> Aim:
Give the number of lines in the listing below that include the word "icon", with nothing more.

> Data excerpts:

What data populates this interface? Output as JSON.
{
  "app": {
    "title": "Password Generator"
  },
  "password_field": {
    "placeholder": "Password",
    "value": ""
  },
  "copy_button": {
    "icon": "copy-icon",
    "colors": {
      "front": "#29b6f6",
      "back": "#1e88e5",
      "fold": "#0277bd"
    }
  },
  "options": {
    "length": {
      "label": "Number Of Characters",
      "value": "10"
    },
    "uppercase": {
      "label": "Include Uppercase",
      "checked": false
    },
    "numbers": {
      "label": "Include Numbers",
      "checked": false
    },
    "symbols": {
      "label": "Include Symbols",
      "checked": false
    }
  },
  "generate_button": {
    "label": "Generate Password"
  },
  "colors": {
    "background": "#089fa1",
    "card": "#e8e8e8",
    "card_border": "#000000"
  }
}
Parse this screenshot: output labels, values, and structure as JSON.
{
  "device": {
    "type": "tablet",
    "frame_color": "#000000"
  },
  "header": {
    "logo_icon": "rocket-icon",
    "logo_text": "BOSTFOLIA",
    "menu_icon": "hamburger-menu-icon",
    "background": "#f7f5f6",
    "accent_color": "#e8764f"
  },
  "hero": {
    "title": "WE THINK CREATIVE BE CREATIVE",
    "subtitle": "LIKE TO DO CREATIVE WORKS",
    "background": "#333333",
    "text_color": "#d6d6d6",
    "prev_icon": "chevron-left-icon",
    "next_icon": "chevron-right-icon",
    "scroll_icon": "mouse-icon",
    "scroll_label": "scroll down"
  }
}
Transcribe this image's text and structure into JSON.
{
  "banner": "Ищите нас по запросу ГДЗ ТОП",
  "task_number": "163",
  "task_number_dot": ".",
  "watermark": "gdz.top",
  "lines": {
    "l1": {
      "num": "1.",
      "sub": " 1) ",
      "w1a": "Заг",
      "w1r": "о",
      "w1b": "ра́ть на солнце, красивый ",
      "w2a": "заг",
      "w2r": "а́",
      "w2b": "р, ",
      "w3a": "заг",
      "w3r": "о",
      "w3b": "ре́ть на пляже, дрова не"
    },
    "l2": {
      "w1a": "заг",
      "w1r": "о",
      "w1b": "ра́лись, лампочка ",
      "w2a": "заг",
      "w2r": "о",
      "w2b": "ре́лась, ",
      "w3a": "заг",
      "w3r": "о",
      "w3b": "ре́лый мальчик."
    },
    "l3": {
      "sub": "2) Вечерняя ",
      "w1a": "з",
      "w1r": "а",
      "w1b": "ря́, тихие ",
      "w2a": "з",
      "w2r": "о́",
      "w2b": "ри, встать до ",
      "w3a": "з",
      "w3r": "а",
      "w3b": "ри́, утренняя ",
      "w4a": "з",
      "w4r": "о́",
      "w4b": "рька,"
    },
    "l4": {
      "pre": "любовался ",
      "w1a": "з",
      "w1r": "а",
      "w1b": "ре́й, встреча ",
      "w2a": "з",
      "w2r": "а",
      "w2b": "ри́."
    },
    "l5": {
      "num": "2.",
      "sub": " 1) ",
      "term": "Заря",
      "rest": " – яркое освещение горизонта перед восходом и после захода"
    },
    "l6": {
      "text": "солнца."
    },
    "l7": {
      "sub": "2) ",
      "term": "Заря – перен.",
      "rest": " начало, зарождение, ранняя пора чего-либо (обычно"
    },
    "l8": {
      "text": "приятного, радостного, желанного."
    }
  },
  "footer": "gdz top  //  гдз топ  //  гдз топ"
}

> The reply:
6